[Saved data entries]
>>>>
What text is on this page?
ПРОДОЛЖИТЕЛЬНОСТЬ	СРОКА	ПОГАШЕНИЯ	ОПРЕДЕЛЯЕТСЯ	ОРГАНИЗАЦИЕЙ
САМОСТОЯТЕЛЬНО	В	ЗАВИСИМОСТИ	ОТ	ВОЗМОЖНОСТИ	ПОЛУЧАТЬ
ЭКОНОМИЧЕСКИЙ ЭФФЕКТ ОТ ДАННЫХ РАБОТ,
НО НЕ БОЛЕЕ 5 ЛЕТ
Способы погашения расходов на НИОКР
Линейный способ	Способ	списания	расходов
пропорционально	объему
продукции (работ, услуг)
<<<<
>>>>
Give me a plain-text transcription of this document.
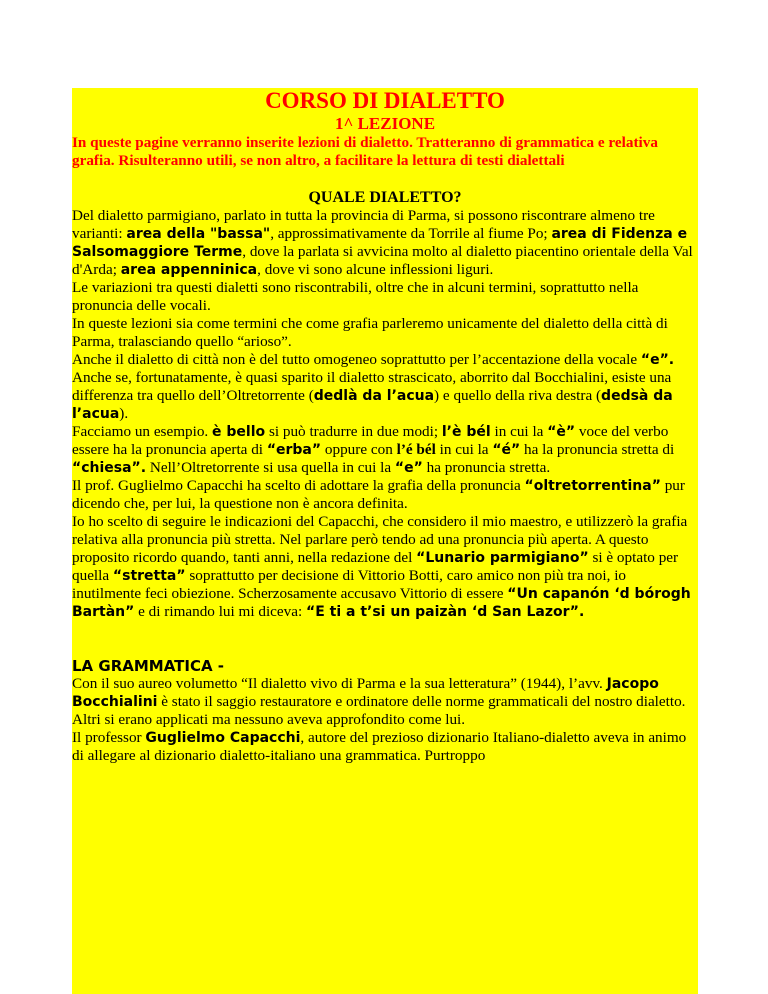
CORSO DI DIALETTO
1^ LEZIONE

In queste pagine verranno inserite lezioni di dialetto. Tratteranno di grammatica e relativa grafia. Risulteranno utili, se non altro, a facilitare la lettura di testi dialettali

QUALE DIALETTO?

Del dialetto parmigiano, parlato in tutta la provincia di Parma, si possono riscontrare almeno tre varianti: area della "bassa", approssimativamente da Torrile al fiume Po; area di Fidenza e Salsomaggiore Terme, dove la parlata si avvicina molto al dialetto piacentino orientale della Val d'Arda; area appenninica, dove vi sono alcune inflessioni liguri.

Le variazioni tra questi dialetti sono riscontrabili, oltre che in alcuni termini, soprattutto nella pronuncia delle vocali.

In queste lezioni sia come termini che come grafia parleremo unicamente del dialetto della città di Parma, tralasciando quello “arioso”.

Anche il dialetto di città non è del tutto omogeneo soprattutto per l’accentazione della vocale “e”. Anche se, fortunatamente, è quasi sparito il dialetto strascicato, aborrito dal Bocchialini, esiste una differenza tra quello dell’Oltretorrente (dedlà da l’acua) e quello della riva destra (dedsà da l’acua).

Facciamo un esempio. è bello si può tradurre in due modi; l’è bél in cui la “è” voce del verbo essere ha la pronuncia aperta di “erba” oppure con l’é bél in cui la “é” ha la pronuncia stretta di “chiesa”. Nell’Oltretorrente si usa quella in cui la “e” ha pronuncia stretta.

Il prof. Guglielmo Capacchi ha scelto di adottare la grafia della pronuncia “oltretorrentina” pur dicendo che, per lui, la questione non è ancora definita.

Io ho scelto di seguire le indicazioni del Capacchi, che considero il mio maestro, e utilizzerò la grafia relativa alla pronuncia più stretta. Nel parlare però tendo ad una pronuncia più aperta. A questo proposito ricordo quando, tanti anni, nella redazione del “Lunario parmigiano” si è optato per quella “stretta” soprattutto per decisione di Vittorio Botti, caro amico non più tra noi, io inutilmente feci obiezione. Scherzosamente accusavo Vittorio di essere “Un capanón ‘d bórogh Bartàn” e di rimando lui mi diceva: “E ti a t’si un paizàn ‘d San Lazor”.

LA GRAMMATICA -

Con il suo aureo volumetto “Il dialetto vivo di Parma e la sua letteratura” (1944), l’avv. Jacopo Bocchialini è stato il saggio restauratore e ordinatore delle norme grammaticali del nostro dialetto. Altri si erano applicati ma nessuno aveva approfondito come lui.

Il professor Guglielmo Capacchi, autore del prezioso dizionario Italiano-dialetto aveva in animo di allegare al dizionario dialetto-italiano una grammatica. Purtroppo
<<<<
● **Aim of the task**: Pick each line holding the word "grafia" out of the listing.

● **Answer to the problem**:
In queste pagine verranno inserite lezioni di dialetto. Tratteranno di grammatica e relativa grafia. Risulteranno utili, se non altro, a facilitare la lettura di testi dialettali
In queste lezioni sia come termini che come grafia parleremo unicamente del dialetto della città di Parma, tralasciando quello “arioso”.
Il prof. Guglielmo Capacchi ha scelto di adottare la grafia della pronuncia “oltretorrentina” pur dicendo che, per lui, la questione non è ancora definita.
Io ho scelto di seguire le indicazioni del Capacchi, che considero il mio maestro, e utilizzerò la grafia relativa alla pronuncia più stretta. Nel parlare però tendo ad una pronuncia più aperta. A questo proposito ricordo quando, tanti anni, nella redazione del “Lunario parmigiano” si è optato per quella “stretta” soprattutto per decisione di Vittorio Botti, caro amico non più tra noi, io inutilmente feci obiezione. Scherzosamente accusavo Vittorio di essere “Un capanón ‘d bórogh Bartàn” e di rimando lui mi diceva: “E ti a t’si un paizàn ‘d San Lazor”.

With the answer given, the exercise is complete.